** Exercise description **
In the records below, find each line with the word "base" and copy it.

*** Given data ***

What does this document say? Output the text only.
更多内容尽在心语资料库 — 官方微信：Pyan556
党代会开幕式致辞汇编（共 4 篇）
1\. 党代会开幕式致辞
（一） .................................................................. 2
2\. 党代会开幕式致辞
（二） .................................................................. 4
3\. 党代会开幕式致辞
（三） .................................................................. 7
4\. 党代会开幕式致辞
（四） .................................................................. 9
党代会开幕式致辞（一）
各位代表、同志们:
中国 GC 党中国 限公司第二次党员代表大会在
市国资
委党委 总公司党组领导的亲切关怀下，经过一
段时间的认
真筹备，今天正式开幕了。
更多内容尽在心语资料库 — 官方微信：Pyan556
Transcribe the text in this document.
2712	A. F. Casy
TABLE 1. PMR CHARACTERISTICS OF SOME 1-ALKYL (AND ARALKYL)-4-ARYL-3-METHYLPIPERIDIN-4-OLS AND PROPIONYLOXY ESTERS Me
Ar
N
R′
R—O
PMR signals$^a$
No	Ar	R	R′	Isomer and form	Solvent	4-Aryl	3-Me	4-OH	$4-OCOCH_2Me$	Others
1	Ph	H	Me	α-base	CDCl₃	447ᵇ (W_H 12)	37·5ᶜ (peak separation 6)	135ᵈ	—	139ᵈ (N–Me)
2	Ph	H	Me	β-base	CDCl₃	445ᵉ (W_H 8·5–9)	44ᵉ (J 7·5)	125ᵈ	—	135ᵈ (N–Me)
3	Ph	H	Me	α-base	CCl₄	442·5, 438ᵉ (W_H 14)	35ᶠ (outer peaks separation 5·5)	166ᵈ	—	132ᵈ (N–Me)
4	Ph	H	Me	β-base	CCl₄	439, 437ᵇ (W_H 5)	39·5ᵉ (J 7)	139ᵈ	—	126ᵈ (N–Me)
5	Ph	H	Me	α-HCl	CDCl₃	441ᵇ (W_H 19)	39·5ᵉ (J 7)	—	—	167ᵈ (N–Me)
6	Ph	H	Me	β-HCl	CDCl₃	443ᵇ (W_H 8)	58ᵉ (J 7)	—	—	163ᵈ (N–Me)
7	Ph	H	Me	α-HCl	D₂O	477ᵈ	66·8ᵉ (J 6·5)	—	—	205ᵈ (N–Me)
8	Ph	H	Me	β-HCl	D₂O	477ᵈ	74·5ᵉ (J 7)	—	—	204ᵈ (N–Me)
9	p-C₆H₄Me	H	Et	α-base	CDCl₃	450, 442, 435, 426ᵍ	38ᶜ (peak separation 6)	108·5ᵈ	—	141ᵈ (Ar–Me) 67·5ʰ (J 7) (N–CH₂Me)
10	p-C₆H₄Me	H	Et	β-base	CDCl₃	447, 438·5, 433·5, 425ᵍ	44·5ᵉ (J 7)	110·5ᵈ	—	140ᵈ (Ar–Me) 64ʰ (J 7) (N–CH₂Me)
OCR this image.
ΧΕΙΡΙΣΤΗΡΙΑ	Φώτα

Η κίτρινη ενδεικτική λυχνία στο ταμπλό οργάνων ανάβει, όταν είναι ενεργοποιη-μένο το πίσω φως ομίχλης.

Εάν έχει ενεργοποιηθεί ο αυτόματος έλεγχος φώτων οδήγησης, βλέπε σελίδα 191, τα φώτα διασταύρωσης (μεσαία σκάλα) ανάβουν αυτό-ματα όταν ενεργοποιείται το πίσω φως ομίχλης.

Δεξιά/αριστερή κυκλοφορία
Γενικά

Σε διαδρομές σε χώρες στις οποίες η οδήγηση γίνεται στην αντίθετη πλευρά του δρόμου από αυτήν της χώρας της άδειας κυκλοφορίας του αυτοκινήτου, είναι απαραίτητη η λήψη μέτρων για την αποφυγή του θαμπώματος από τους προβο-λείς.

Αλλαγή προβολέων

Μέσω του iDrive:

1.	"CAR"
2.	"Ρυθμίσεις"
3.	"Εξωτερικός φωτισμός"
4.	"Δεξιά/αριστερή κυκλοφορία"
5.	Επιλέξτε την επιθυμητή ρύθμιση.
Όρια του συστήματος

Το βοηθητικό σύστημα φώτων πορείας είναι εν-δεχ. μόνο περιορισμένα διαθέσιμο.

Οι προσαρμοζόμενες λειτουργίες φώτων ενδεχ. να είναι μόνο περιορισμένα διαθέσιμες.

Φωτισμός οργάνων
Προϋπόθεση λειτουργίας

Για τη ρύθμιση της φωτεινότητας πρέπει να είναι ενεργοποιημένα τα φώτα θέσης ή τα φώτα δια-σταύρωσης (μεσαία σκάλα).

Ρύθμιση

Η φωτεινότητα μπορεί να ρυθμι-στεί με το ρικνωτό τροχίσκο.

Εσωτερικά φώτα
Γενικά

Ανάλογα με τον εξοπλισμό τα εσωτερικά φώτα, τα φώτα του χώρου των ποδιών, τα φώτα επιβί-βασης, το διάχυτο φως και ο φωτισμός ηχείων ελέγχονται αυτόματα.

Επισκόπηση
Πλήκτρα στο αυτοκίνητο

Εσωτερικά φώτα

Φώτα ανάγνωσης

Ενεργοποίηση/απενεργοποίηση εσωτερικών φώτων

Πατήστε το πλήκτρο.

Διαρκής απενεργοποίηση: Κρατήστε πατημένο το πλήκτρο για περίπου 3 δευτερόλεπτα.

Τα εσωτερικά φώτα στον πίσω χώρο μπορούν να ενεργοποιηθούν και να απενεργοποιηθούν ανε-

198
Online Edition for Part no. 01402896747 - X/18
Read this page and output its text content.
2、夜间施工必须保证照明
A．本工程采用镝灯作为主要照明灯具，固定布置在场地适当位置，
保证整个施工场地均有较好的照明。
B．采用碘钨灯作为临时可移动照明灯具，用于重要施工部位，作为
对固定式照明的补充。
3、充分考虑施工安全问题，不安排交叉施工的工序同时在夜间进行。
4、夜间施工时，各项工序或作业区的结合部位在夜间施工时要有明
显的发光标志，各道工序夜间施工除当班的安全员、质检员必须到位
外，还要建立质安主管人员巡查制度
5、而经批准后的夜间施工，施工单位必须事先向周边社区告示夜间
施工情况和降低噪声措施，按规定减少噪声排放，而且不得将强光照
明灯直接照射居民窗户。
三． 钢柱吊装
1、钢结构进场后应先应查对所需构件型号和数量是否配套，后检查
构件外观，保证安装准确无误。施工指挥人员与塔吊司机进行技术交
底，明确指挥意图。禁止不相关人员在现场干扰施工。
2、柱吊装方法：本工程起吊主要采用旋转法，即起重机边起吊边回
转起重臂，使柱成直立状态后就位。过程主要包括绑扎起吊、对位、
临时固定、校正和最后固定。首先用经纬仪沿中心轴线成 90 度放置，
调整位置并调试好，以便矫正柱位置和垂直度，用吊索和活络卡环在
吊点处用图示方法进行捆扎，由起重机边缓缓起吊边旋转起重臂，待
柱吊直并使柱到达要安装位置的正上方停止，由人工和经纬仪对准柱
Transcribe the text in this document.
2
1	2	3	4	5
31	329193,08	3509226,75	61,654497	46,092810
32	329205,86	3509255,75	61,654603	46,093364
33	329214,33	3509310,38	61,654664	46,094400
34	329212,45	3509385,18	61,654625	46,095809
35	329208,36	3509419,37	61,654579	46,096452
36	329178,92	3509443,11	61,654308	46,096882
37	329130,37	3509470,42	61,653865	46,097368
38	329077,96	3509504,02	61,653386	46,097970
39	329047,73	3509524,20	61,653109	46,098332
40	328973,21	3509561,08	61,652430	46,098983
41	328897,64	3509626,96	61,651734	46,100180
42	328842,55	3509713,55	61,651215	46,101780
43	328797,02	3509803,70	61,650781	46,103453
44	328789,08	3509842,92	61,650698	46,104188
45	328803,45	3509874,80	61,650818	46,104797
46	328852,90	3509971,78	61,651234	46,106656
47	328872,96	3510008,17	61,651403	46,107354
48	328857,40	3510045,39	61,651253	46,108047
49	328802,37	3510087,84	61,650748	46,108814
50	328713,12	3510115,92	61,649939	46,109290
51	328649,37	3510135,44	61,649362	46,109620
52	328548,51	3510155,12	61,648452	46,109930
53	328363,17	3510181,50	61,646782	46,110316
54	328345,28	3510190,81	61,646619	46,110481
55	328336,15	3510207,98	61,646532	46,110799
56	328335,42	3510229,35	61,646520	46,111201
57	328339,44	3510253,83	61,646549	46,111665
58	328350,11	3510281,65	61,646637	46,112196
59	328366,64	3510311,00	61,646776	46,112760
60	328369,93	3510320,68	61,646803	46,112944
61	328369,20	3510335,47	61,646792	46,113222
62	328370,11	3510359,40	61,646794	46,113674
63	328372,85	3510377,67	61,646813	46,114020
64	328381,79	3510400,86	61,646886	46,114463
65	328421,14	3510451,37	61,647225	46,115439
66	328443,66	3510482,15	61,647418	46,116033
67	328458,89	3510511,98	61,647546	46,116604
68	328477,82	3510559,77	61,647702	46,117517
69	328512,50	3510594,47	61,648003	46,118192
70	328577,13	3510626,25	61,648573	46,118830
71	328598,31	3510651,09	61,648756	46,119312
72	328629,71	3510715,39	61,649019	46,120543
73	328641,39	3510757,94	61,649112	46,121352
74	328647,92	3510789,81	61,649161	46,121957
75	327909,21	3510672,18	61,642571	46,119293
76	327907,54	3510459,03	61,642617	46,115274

***

** Result below **
1	Ph	H	Me	α-base	CDCl₃	447ᵇ (W_H 12)	37·5ᶜ (peak separation 6)	135ᵈ	—	139ᵈ (N–Me)
2	Ph	H	Me	β-base	CDCl₃	445ᵉ (W_H 8·5–9)	44ᵉ (J 7·5)	125ᵈ	—	135ᵈ (N–Me)
3	Ph	H	Me	α-base	CCl₄	442·5, 438ᵉ (W_H 14)	35ᶠ (outer peaks separation 5·5)	166ᵈ	—	132ᵈ (N–Me)
4	Ph	H	Me	β-base	CCl₄	439, 437ᵇ (W_H 5)	39·5ᵉ (J 7)	139ᵈ	—	126ᵈ (N–Me)
9	p-C₆H₄Me	H	Et	α-base	CDCl₃	450, 442, 435, 426ᵍ	38ᶜ (peak separation 6)	108·5ᵈ	—	141ᵈ (Ar–Me) 67·5ʰ (J 7) (N–CH₂Me)
10	p-C₆H₄Me	H	Et	β-base	CDCl₃	447, 438·5, 433·5, 425ᵍ	44·5ᵉ (J 7)	110·5ᵈ	—	140ᵈ (Ar–Me) 64ʰ (J 7) (N–CH₂Me)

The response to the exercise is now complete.